### JOB
Lift out each line of the data that holds "installierter".

### INPUT DATA
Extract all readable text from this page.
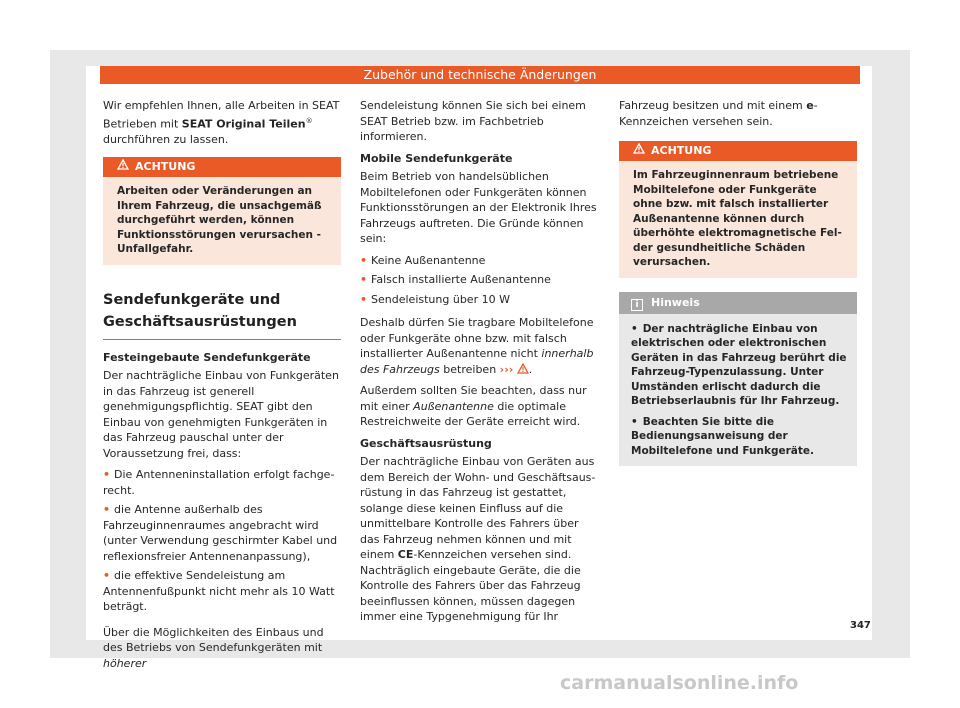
Zubehör und technische Änderungen

Wir empfehlen Ihnen, alle Arbeiten in SEAT Betrieben mit SEAT Original Teilen® durchführen zu lassen.

ACHTUNG
Arbeiten oder Veränderungen an Ihrem Fahrzeug, die unsachgemäß durchgeführt werden, können Funktionsstörungen verursachen - Unfallgefahr.
Sendefunkgeräte und Geschäftsausrüstungen
Festeingebaute Sendefunkgeräte

Der nachträgliche Einbau von Funkgeräten in das Fahrzeug ist generell genehmigungspflichtig. SEAT gibt den Einbau von genehmigten Funkgeräten in das Fahrzeug pauschal unter der Voraussetzung frei, dass:

• Die Antenneninstallation erfolgt fachgerecht.
• die Antenne außerhalb des Fahrzeuginnenraumes angebracht wird (unter Verwendung geschirmter Kabel und reflexionsfreier Antennenanpassung),
• die effektive Sendeleistung am Antennenfußpunkt nicht mehr als 10 Watt beträgt.

Über die Möglichkeiten des Einbaus und des Betriebs von Sendefunkgeräten mit höherer

Sendeleistung können Sie sich bei einem SEAT Betrieb bzw. im Fachbetrieb informieren.

Mobile Sendefunkgeräte

Beim Betrieb von handelsüblichen Mobiltelefonen oder Funkgeräten können Funktionsstörungen an der Elektronik Ihres Fahrzeugs auftreten. Die Gründe können sein:

• Keine Außenantenne
• Falsch installierte Außenantenne
• Sendeleistung über 10 W

Deshalb dürfen Sie tragbare Mobiltelefone oder Funkgeräte ohne bzw. mit falsch installierter Außenantenne nicht innerhalb des Fahrzeugs betreiben ››› .

Außerdem sollten Sie beachten, dass nur mit einer Außenantenne die optimale Restreichweite der Geräte erreicht wird.

Geschäftsausrüstung

Der nachträgliche Einbau von Geräten aus dem Bereich der Wohn- und Geschäftsausrüstung in das Fahrzeug ist gestattet, solange diese keinen Einfluss auf die unmittelbare Kontrolle des Fahrers über das Fahrzeug nehmen können und mit einem CE-Kennzeichen versehen sind. Nachträglich eingebaute Geräte, die die Kontrolle des Fahrers über das Fahrzeug beeinflussen können, müssen dagegen immer eine Typgenehmigung für Ihr

Fahrzeug besitzen und mit einem e-Kennzeichen versehen sein.

ACHTUNG
Im Fahrzeuginnenraum betriebene Mobiltelefone oder Funkgeräte ohne bzw. mit falsch installierter Außenantenne können durch überhöhte elektromagnetische Felder gesundheitliche Schäden verursachen.
i Hinweis
• Der nachträgliche Einbau von elektrischen oder elektronischen Geräten in das Fahrzeug berührt die Fahrzeug-Typenzulassung. Unter Umständen erlischt dadurch die Betriebserlaubnis für Ihr Fahrzeug.
• Beachten Sie bitte die Bedienungsanweisung der Mobiltelefone und Funkgeräte.
347
carmanualsonline.info
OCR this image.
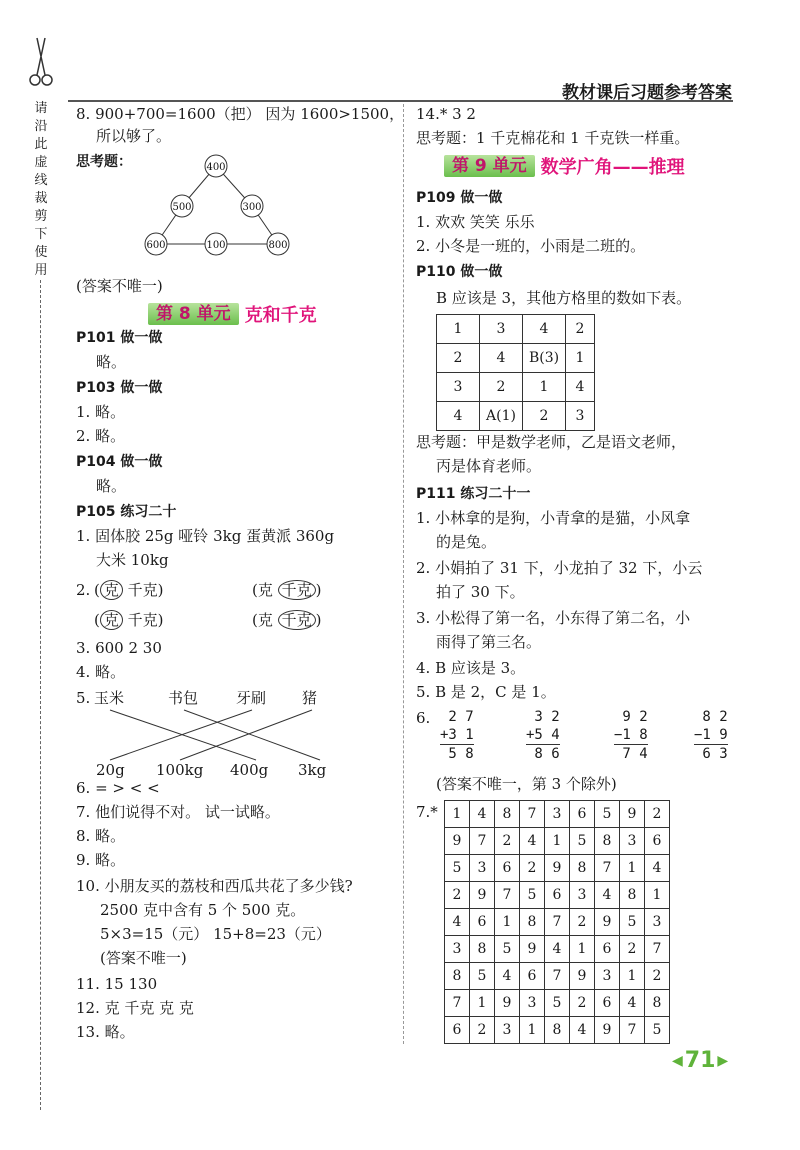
请
沿
此
虚
线
裁
剪
下
使
用
教材课后习题参考答案
8. 900+700=1600（把） 因为 1600>1500，
所以够了。
思考题：	400
500	300
600	100	800
(答案不唯一)
第 8 单元 克和千克
P101 做一做
略。
P103 做一做
1. 略。
2. 略。
P104 做一做
略。
P105 练习二十
1. 固体胶 25g 哑铃 3kg 蛋黄派 360g
大米 10kg
2. ( 克 千克)	(克 千克 )
( 克 千克)	(克 千克 )
3. 600 2 30
4. 略。
5. 玉米	书包	牙刷 猪
20g 100kg 400g 3kg
6. = > < <
7. 他们说得不对。 试一试略。
8. 略。
9. 略。
10. 小朋友买的荔枝和西瓜共花了多少钱?
2500 克中含有 5 个 500 克。
5×3=15（元） 15+8=23（元）
(答案不唯一)
11. 15 130
12. 克 千克 克 克
13. 略。
14.* 3 2
思考题：1 千克棉花和 1 千克铁一样重。
第 9 单元 数学广角——推理
P109 做一做
1. 欢欢 笑笑 乐乐
2. 小冬是一班的，小雨是二班的。
P110 做一做
B 应该是 3，其他方格里的数如下表。
1	3	4	2
2	4	B(3)	1
3	2	1	4
4	A(1)	2	3
思考题：甲是数学老师，乙是语文老师，
丙是体育老师。
P111 练习二十一
1. 小林拿的是狗，小青拿的是猫，小风拿
的是兔。
2. 小娟拍了 31 下，小龙拍了 32 下，小云
拍了 30 下。
3. 小松得了第一名，小东得了第二名，小
雨得了第三名。
4. B 应该是 3。
5. B 是 2，C 是 1。
6. 2 7
+3 1
5 8
3 2
+5 4
8 6
9 2
−1 8
7 4
8 2
−1 9
6 3
(答案不唯一，第 3 个除外)
7.* 1	4	8	7	3	6	5	9	2
9	7	2	4	1	5	8	3	6
5	3	6	2	9	8	7	1	4
2	9	7	5	6	3	4	8	1
4	6	1	8	7	2	9	5	3
3	8	5	9	4	1	6	2	7
8	5	4	6	7	9	3	1	2
7	1	9	3	5	2	6	4	8
6	2	3	1	8	4	9	7	5
◀ 71 ▶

### REPLY
Deshalb dürfen Sie tragbare Mobiltelefone oder Funkgeräte ohne bzw. mit falsch installierter Außenantenne nicht innerhalb des Fahrzeugs betreiben ››› .
Im Fahrzeuginnenraum betriebene Mobiltelefone oder Funkgeräte ohne bzw. mit falsch installierter Außenantenne können durch überhöhte elektromagnetische Felder gesundheitliche Schäden verursachen.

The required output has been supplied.